→ **The task**:
Report how many lines in the records below contain the word "München". Give only the number.
** Begin Given entries **
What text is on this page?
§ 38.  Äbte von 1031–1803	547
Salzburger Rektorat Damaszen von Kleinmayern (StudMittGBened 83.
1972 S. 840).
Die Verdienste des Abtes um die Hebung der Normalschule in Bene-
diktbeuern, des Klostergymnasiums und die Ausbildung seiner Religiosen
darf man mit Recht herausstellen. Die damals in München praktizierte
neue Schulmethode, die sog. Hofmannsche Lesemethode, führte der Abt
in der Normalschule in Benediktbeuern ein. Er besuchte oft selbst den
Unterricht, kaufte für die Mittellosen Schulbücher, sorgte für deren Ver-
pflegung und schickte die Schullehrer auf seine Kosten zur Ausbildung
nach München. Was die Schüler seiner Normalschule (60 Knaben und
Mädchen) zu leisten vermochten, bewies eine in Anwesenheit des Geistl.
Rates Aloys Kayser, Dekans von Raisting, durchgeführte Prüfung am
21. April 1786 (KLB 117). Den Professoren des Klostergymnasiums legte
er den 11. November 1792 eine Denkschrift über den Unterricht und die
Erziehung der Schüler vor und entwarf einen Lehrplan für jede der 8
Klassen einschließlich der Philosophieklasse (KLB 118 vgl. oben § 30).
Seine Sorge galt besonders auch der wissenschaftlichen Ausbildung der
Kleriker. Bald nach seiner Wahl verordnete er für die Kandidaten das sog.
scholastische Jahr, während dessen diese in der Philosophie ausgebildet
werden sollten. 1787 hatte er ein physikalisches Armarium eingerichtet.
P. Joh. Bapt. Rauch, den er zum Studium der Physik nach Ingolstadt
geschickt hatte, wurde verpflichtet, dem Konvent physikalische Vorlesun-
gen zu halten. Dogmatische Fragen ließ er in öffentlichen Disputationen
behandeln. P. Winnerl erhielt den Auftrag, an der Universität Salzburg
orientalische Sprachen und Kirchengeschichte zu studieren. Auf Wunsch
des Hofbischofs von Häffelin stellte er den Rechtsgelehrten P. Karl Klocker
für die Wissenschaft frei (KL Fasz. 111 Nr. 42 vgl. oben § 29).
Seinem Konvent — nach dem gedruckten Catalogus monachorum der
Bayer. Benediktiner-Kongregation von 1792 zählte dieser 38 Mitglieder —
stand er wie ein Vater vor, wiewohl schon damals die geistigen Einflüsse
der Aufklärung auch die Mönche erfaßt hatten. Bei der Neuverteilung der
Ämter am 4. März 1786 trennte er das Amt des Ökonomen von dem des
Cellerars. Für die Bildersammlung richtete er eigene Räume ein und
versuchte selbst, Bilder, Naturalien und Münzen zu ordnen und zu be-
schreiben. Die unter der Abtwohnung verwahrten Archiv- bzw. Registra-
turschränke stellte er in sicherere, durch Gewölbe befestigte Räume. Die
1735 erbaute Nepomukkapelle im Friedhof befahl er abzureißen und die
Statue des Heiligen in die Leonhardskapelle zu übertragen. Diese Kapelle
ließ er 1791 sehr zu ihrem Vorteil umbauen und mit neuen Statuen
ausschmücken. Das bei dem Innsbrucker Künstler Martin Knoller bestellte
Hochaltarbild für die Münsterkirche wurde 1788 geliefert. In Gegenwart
** End Given entries **
→ **Result of this task**:
2